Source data
■ ■ ■
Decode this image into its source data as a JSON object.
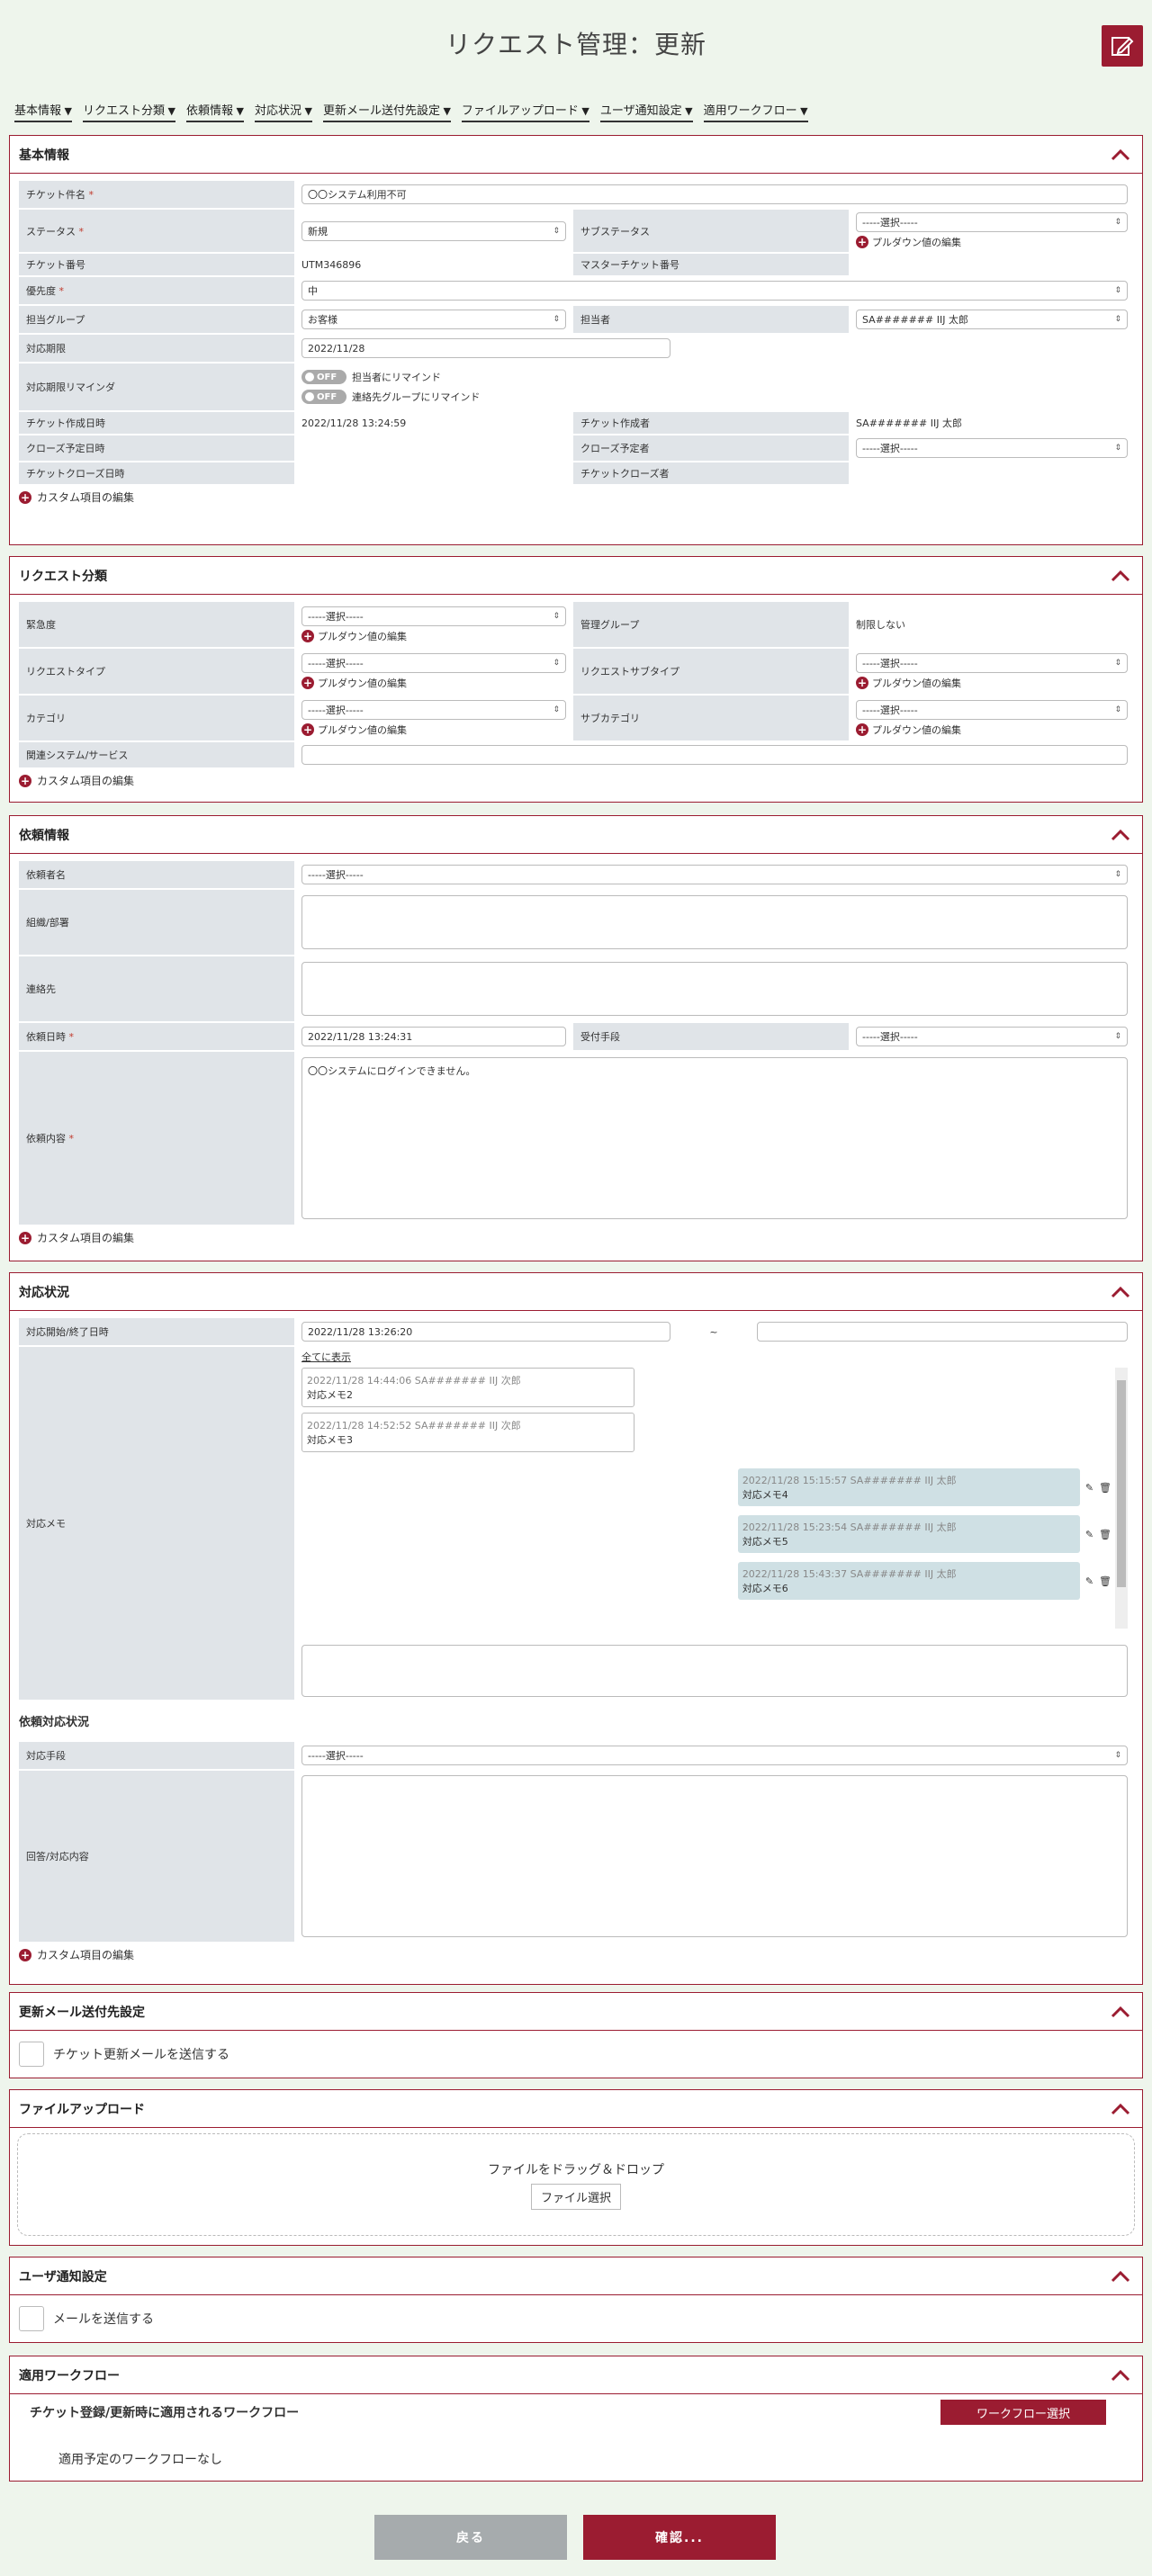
{
  "page_title": "リクエスト管理：更新",
  "anchors": [
    "基本情報",
    "リクエスト分類",
    "依頼情報",
    "対応状況",
    "更新メール送付先設定",
    "ファイルアップロード",
    "ユーザ通知設定",
    "適用ワークフロー"
  ],
  "custom_edit": "カスタム項目の編集",
  "pulldown_edit": "プルダウン値の編集",
  "basic": {
    "title": "基本情報",
    "ticket_name_label": "チケット件名",
    "ticket_name": "〇〇システム利用不可",
    "status_label": "ステータス",
    "status": "新規",
    "substatus_label": "サブステータス",
    "substatus": "-----選択-----",
    "ticket_no_label": "チケット番号",
    "ticket_no": "UTM346896",
    "master_label": "マスターチケット番号",
    "master": "",
    "priority_label": "優先度",
    "priority": "中",
    "group_label": "担当グループ",
    "group": "お客様",
    "assignee_label": "担当者",
    "assignee": "SA####### IIJ 太郎",
    "deadline_label": "対応期限",
    "deadline": "2022/11/28",
    "reminder_label": "対応期限リマインダ",
    "toggle_off": "OFF",
    "remind1": "担当者にリマインド",
    "remind2": "連絡先グループにリマインド",
    "created_label": "チケット作成日時",
    "created": "2022/11/28 13:24:59",
    "creator_label": "チケット作成者",
    "creator": "SA####### IIJ 太郎",
    "close_plan_label": "クローズ予定日時",
    "close_plan": "",
    "close_person_label": "クローズ予定者",
    "close_person": "-----選択-----",
    "closed_label": "チケットクローズ日時",
    "closed": "",
    "closer_label": "チケットクローズ者",
    "closer": ""
  },
  "category": {
    "title": "リクエスト分類",
    "urgency_label": "緊急度",
    "urgency": "-----選択-----",
    "mgmt_label": "管理グループ",
    "mgmt": "制限しない",
    "type_label": "リクエストタイプ",
    "type": "-----選択-----",
    "subtype_label": "リクエストサブタイプ",
    "subtype": "-----選択-----",
    "cat_label": "カテゴリ",
    "cat": "-----選択-----",
    "subcat_label": "サブカテゴリ",
    "subcat": "-----選択-----",
    "system_label": "関連システム/サービス",
    "system": ""
  },
  "request": {
    "title": "依頼情報",
    "requester_label": "依頼者名",
    "requester": "-----選択-----",
    "org_label": "組織/部署",
    "contact_label": "連絡先",
    "date_label": "依頼日時",
    "date": "2022/11/28 13:24:31",
    "method_label": "受付手段",
    "method": "-----選択-----",
    "content_label": "依頼内容",
    "content": "〇〇システムにログインできません。"
  },
  "progress": {
    "title": "対応状況",
    "period_label": "対応開始/終了日時",
    "start": "2022/11/28 13:26:20",
    "tilde": "~",
    "end": "",
    "memo_label": "対応メモ",
    "show_all": "全てに表示",
    "memos_left": [
      {
        "meta": "2022/11/28 14:44:06  SA####### IIJ 次郎",
        "text": "対応メモ2"
      },
      {
        "meta": "2022/11/28 14:52:52  SA####### IIJ 次郎",
        "text": "対応メモ3"
      }
    ],
    "memos_right": [
      {
        "meta": "2022/11/28 15:15:57  SA####### IIJ 太郎",
        "text": "対応メモ4"
      },
      {
        "meta": "2022/11/28 15:23:54  SA####### IIJ 太郎",
        "text": "対応メモ5"
      },
      {
        "meta": "2022/11/28 15:43:37  SA####### IIJ 太郎",
        "text": "対応メモ6"
      }
    ],
    "req_status_title": "依頼対応状況",
    "handling_label": "対応手段",
    "handling": "-----選択-----",
    "answer_label": "回答/対応内容"
  },
  "mail": {
    "title": "更新メール送付先設定",
    "check": "チケット更新メールを送信する"
  },
  "upload": {
    "title": "ファイルアップロード",
    "drop": "ファイルをドラッグ＆ドロップ",
    "btn": "ファイル選択"
  },
  "notify": {
    "title": "ユーザ通知設定",
    "check": "メールを送信する"
  },
  "workflow": {
    "title": "適用ワークフロー",
    "subtitle": "チケット登録/更新時に適用されるワークフロー",
    "btn": "ワークフロー選択",
    "none": "適用予定のワークフローなし"
  },
  "footer": {
    "back": "戻る",
    "confirm": "確認..."
  }
}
■ ■ ■
**TASK DETAILS**
Your job is to transcribe the entries above exactly; skip the pictures.

**THE ANSWER**
Decode this image into its source data as a JSON object.
{
  "page_title": "リクエスト管理：更新",
  "anchors": [
    "基本情報",
    "リクエスト分類",
    "依頼情報",
    "対応状況",
    "更新メール送付先設定",
    "ファイルアップロード",
    "ユーザ通知設定",
    "適用ワークフロー"
  ],
  "custom_edit": "カスタム項目の編集",
  "pulldown_edit": "プルダウン値の編集",
  "basic": {
    "title": "基本情報",
    "ticket_name_label": "チケット件名",
    "ticket_name": "〇〇システム利用不可",
    "status_label": "ステータス",
    "status": "新規",
    "substatus_label": "サブステータス",
    "substatus": "-----選択-----",
    "ticket_no_label": "チケット番号",
    "ticket_no": "UTM346896",
    "master_label": "マスターチケット番号",
    "master": "",
    "priority_label": "優先度",
    "priority": "中",
    "group_label": "担当グループ",
    "group": "お客様",
    "assignee_label": "担当者",
    "assignee": "SA####### IIJ 太郎",
    "deadline_label": "対応期限",
    "deadline": "2022/11/28",
    "reminder_label": "対応期限リマインダ",
    "toggle_off": "OFF",
    "remind1": "担当者にリマインド",
    "remind2": "連絡先グループにリマインド",
    "created_label": "チケット作成日時",
    "created": "2022/11/28 13:24:59",
    "creator_label": "チケット作成者",
    "creator": "SA####### IIJ 太郎",
    "close_plan_label": "クローズ予定日時",
    "close_plan": "",
    "close_person_label": "クローズ予定者",
    "close_person": "-----選択-----",
    "closed_label": "チケットクローズ日時",
    "closed": "",
    "closer_label": "チケットクローズ者",
    "closer": ""
  },
  "category": {
    "title": "リクエスト分類",
    "urgency_label": "緊急度",
    "urgency": "-----選択-----",
    "mgmt_label": "管理グループ",
    "mgmt": "制限しない",
    "type_label": "リクエストタイプ",
    "type": "-----選択-----",
    "subtype_label": "リクエストサブタイプ",
    "subtype": "-----選択-----",
    "cat_label": "カテゴリ",
    "cat": "-----選択-----",
    "subcat_label": "サブカテゴリ",
    "subcat": "-----選択-----",
    "system_label": "関連システム/サービス",
    "system": ""
  },
  "request": {
    "title": "依頼情報",
    "requester_label": "依頼者名",
    "requester": "-----選択-----",
    "org_label": "組織/部署",
    "contact_label": "連絡先",
    "date_label": "依頼日時",
    "date": "2022/11/28 13:24:31",
    "method_label": "受付手段",
    "method": "-----選択-----",
    "content_label": "依頼内容",
    "content": "〇〇システムにログインできません。"
  },
  "progress": {
    "title": "対応状況",
    "period_label": "対応開始/終了日時",
    "start": "2022/11/28 13:26:20",
    "tilde": "~",
    "end": "",
    "memo_label": "対応メモ",
    "show_all": "全てに表示",
    "memos_left": [
      {
        "meta": "2022/11/28 14:44:06  SA####### IIJ 次郎",
        "text": "対応メモ2"
      },
      {
        "meta": "2022/11/28 14:52:52  SA####### IIJ 次郎",
        "text": "対応メモ3"
      }
    ],
    "memos_right": [
      {
        "meta": "2022/11/28 15:15:57  SA####### IIJ 太郎",
        "text": "対応メモ4"
      },
      {
        "meta": "2022/11/28 15:23:54  SA####### IIJ 太郎",
        "text": "対応メモ5"
      },
      {
        "meta": "2022/11/28 15:43:37  SA####### IIJ 太郎",
        "text": "対応メモ6"
      }
    ],
    "req_status_title": "依頼対応状況",
    "handling_label": "対応手段",
    "handling": "-----選択-----",
    "answer_label": "回答/対応内容"
  },
  "mail": {
    "title": "更新メール送付先設定",
    "check": "チケット更新メールを送信する"
  },
  "upload": {
    "title": "ファイルアップロード",
    "drop": "ファイルをドラッグ＆ドロップ",
    "btn": "ファイル選択"
  },
  "notify": {
    "title": "ユーザ通知設定",
    "check": "メールを送信する"
  },
  "workflow": {
    "title": "適用ワークフロー",
    "subtitle": "チケット登録/更新時に適用されるワークフロー",
    "btn": "ワークフロー選択",
    "none": "適用予定のワークフローなし"
  },
  "footer": {
    "back": "戻る",
    "confirm": "確認..."
  }
}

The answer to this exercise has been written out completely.